==== RECORDS FOR THIS EXERCISE

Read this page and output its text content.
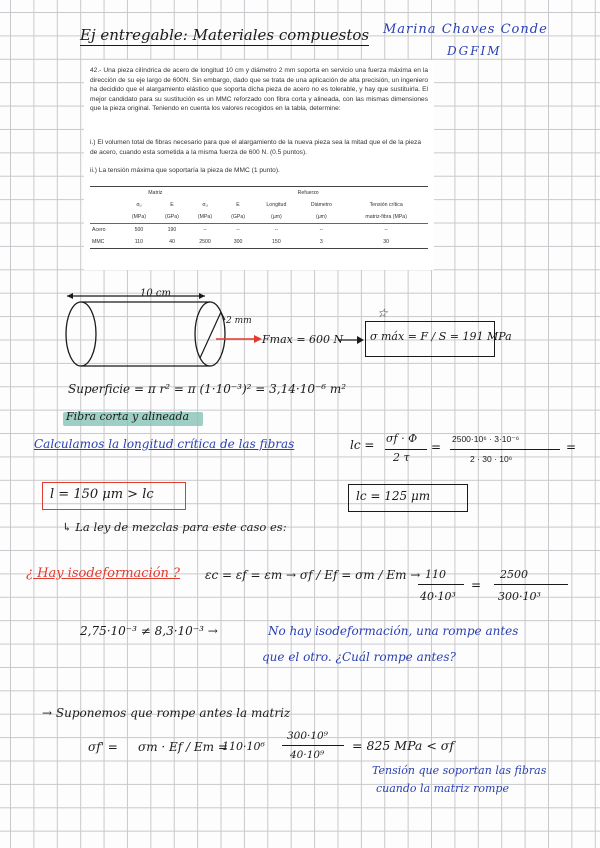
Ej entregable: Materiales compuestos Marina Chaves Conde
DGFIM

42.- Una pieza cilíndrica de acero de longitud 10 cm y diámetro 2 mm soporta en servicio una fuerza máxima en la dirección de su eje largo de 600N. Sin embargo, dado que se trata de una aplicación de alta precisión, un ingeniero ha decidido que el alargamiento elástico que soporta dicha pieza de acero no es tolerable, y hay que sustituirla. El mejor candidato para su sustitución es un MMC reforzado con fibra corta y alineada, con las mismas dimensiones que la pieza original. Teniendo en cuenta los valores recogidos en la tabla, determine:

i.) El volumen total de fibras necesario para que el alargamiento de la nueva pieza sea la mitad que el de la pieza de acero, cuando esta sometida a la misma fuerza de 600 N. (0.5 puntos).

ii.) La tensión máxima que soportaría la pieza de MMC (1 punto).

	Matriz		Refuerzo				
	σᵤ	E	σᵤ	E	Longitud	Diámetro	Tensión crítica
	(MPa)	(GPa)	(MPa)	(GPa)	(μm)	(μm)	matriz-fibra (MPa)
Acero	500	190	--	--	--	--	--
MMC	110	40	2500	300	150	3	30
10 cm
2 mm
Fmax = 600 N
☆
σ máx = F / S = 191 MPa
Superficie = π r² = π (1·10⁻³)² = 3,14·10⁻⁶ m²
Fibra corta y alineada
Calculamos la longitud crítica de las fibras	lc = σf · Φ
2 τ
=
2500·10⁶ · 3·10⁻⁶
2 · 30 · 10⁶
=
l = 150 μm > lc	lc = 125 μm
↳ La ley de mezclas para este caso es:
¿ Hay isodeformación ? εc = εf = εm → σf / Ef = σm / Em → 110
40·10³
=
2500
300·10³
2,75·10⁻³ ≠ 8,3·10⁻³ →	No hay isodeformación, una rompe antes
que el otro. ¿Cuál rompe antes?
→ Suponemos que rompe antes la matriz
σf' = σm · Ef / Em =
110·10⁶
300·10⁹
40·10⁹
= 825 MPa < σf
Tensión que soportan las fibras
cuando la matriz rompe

========

Omit each picture, then return all of the listing exactly as it stands.

Read this page and output its text content.
Ej entregable: Materiales compuestos Marina Chaves Conde
DGFIM

42.- Una pieza cilíndrica de acero de longitud 10 cm y diámetro 2 mm soporta en servicio una fuerza máxima en la dirección de su eje largo de 600N. Sin embargo, dado que se trata de una aplicación de alta precisión, un ingeniero ha decidido que el alargamiento elástico que soporta dicha pieza de acero no es tolerable, y hay que sustituirla. El mejor candidato para su sustitución es un MMC reforzado con fibra corta y alineada, con las mismas dimensiones que la pieza original. Teniendo en cuenta los valores recogidos en la tabla, determine:

i.) El volumen total de fibras necesario para que el alargamiento de la nueva pieza sea la mitad que el de la pieza de acero, cuando esta sometida a la misma fuerza de 600 N. (0.5 puntos).

ii.) La tensión máxima que soportaría la pieza de MMC (1 punto).

	Matriz		Refuerzo				
	σᵤ	E	σᵤ	E	Longitud	Diámetro	Tensión crítica
	(MPa)	(GPa)	(MPa)	(GPa)	(μm)	(μm)	matriz-fibra (MPa)
Acero	500	190	--	--	--	--	--
MMC	110	40	2500	300	150	3	30
10 cm
2 mm
Fmax = 600 N
☆
σ máx = F / S = 191 MPa
Superficie = π r² = π (1·10⁻³)² = 3,14·10⁻⁶ m²
Fibra corta y alineada
Calculamos la longitud crítica de las fibras	lc = σf · Φ
2 τ
=
2500·10⁶ · 3·10⁻⁶
2 · 30 · 10⁶
=
l = 150 μm > lc	lc = 125 μm
↳ La ley de mezclas para este caso es:
¿ Hay isodeformación ? εc = εf = εm → σf / Ef = σm / Em → 110
40·10³
=
2500
300·10³
2,75·10⁻³ ≠ 8,3·10⁻³ →	No hay isodeformación, una rompe antes
que el otro. ¿Cuál rompe antes?
→ Suponemos que rompe antes la matriz
σf' = σm · Ef / Em =
110·10⁶
300·10⁹
40·10⁹
= 825 MPa < σf
Tensión que soportan las fibras
cuando la matriz rompe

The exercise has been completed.